▶ _SHORT EXERCISE_: Extract the following lines of the listing, copying them exactly, starting at the line containing "idea-link[interactable]: EHR Demographic" and ending at the line containing "welcome-bar: Welcome klee@nextgen.com.community.fulls…".

==== RECORDS SHOWN ====

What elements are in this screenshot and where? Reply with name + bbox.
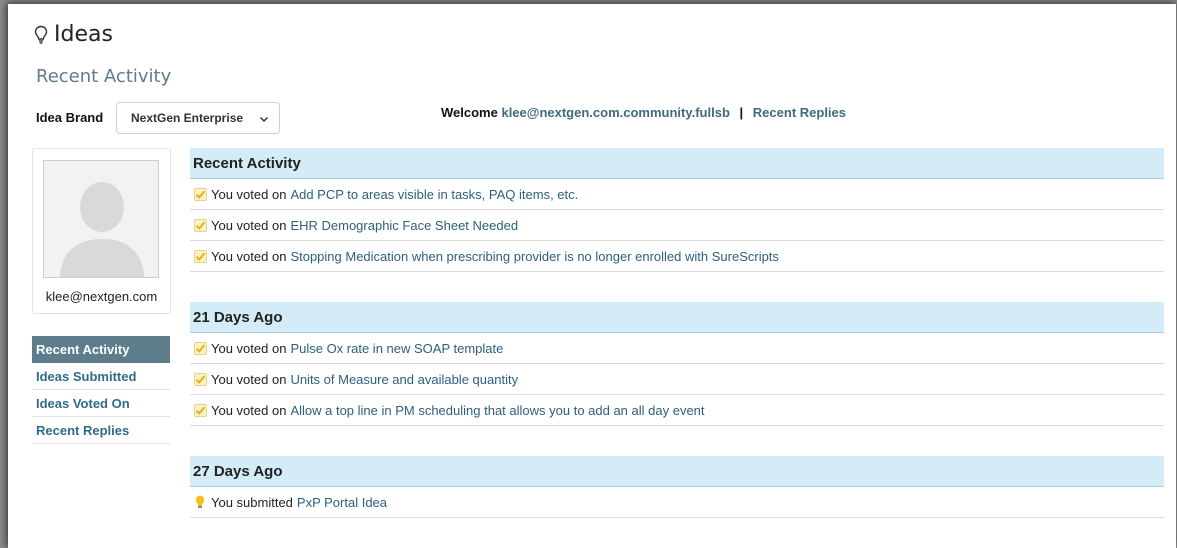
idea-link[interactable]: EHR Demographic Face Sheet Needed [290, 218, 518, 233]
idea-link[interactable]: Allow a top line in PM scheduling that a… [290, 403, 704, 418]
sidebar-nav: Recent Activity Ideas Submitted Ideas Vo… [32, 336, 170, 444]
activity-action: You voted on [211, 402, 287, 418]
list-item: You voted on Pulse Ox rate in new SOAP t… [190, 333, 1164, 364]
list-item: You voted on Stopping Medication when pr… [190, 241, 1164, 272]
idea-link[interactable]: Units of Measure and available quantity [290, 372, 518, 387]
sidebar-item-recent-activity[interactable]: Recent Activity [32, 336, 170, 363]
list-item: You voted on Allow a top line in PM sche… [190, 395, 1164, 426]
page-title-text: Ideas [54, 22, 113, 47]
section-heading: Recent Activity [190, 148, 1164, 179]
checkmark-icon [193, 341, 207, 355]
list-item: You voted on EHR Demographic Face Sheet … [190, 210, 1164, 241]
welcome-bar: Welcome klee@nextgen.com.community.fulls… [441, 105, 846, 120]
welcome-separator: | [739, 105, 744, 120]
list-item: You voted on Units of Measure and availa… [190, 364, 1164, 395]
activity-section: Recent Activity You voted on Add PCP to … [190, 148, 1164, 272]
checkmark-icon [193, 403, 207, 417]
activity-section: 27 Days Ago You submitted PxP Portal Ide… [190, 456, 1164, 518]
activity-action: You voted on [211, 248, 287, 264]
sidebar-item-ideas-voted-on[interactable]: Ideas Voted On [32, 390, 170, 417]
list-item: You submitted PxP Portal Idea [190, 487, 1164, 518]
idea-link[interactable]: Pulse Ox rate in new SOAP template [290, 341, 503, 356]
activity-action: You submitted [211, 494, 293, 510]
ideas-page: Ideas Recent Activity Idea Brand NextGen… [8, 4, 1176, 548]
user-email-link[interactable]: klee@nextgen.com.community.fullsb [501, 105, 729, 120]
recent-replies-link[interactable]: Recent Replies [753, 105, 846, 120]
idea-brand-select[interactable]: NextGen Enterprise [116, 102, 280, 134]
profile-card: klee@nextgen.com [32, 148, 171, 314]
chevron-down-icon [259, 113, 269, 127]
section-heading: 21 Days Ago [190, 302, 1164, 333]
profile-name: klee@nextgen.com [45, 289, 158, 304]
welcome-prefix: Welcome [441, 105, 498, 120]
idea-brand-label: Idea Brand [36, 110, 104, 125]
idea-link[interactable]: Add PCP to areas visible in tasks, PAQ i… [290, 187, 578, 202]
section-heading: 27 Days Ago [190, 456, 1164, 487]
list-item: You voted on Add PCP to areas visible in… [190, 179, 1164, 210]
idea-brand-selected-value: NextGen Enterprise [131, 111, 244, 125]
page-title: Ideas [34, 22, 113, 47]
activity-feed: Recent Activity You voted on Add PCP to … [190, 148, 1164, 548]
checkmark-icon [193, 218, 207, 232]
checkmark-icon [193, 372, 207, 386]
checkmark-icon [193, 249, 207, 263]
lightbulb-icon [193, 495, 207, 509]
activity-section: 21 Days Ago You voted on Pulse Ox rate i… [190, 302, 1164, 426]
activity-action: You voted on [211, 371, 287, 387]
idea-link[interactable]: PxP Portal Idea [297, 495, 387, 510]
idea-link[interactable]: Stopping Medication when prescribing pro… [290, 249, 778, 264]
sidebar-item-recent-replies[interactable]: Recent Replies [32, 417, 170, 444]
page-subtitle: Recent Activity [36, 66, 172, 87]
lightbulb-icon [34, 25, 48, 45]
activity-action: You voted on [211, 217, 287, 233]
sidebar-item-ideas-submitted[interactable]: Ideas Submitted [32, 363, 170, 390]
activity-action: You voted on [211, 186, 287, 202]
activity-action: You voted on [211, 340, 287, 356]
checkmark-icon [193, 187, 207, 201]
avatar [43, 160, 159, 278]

====
==== RECORDS SHOWN ====

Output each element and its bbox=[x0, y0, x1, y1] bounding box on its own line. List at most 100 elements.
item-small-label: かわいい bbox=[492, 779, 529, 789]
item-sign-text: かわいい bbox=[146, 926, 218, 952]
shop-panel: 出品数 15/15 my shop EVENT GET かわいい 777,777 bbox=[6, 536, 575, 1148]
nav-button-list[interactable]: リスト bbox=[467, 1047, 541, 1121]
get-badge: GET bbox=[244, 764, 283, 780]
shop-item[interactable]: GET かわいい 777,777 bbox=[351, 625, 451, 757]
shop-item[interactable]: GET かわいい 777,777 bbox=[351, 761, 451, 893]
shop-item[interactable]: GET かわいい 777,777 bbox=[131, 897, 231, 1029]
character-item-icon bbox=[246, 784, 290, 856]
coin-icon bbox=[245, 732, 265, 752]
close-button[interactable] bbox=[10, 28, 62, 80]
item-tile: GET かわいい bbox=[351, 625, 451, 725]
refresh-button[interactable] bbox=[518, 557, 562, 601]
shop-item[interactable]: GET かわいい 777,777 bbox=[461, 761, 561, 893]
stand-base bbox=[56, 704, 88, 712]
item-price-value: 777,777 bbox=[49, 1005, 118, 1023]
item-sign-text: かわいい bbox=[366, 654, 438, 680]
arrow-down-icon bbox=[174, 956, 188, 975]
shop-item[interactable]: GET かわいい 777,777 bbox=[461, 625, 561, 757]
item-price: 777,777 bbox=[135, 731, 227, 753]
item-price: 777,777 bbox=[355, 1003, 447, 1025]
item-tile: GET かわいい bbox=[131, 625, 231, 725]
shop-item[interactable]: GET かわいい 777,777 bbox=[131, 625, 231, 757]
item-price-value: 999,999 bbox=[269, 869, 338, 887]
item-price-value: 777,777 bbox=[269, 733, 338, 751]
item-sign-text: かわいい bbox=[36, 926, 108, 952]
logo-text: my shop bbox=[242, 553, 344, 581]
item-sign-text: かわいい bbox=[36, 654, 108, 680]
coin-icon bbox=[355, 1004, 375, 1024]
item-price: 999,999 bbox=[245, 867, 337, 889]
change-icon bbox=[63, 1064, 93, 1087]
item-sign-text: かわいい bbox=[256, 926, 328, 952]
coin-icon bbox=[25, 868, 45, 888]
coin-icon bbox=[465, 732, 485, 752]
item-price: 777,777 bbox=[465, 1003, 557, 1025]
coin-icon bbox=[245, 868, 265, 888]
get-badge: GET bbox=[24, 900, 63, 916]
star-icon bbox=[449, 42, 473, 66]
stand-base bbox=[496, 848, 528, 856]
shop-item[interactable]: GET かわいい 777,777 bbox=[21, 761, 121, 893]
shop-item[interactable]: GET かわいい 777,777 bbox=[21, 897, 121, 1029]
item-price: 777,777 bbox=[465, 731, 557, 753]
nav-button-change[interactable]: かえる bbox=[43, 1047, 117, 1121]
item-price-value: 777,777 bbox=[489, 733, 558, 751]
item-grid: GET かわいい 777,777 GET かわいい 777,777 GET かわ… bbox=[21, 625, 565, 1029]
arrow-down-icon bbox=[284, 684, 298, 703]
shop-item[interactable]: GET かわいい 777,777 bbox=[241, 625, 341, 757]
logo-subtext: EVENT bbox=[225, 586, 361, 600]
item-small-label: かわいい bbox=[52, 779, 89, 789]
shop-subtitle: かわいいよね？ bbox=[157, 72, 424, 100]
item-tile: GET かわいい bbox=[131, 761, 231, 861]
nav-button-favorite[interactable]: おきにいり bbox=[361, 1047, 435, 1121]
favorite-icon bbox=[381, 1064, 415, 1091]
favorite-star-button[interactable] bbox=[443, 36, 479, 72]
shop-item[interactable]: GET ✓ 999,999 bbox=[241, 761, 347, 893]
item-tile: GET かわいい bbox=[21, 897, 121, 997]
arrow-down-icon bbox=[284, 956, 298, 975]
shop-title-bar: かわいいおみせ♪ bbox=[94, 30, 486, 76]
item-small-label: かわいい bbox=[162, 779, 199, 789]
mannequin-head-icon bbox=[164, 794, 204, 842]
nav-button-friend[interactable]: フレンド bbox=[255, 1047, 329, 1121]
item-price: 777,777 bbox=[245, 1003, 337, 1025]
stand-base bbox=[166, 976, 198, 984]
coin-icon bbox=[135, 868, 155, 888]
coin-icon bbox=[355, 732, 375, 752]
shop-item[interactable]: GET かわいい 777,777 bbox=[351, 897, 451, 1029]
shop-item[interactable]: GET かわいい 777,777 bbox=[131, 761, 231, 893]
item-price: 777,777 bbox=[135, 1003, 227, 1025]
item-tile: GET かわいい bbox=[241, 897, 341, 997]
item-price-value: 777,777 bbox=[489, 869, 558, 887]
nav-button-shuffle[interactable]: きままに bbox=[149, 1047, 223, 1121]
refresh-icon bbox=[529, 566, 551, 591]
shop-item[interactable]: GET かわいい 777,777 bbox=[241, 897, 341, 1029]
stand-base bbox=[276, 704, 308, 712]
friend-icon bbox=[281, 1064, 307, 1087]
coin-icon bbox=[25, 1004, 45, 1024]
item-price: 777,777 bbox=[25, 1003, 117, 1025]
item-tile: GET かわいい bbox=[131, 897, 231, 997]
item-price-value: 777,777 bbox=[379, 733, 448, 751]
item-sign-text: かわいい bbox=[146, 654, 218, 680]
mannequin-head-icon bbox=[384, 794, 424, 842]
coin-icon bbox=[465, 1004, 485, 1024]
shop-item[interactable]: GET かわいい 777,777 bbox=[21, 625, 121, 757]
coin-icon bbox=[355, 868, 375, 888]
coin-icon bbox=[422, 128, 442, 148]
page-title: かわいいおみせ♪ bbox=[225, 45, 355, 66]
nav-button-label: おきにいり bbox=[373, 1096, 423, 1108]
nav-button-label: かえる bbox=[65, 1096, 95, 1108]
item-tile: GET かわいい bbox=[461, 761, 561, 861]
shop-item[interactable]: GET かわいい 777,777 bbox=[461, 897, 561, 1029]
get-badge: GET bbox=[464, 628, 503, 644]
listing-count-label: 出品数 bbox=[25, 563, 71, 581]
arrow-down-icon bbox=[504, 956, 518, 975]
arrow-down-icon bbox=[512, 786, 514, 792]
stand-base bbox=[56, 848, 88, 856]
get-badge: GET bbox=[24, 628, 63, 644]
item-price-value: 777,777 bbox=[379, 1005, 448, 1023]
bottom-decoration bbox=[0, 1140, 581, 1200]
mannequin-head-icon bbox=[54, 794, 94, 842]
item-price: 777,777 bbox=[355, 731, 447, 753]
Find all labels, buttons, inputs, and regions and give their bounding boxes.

====

▶ _ANSWER FOR THE TASK_:
idea-link[interactable]: EHR Demographic Face Sheet Needed [290, 218, 518, 233]
idea-link[interactable]: Allow a top line in PM scheduling that a… [290, 403, 704, 418]
sidebar-nav: Recent Activity Ideas Submitted Ideas Vo… [32, 336, 170, 444]
activity-action: You voted on [211, 402, 287, 418]
list-item: You voted on Pulse Ox rate in new SOAP t… [190, 333, 1164, 364]
list-item: You voted on Stopping Medication when pr… [190, 241, 1164, 272]
idea-link[interactable]: Units of Measure and available quantity [290, 372, 518, 387]
sidebar-item-recent-activity[interactable]: Recent Activity [32, 336, 170, 363]
list-item: You voted on Allow a top line in PM sche… [190, 395, 1164, 426]
page-title-text: Ideas [54, 22, 113, 47]
section-heading: Recent Activity [190, 148, 1164, 179]
checkmark-icon [193, 341, 207, 355]
list-item: You voted on EHR Demographic Face Sheet … [190, 210, 1164, 241]
welcome-bar: Welcome klee@nextgen.com.community.fulls… [441, 105, 846, 120]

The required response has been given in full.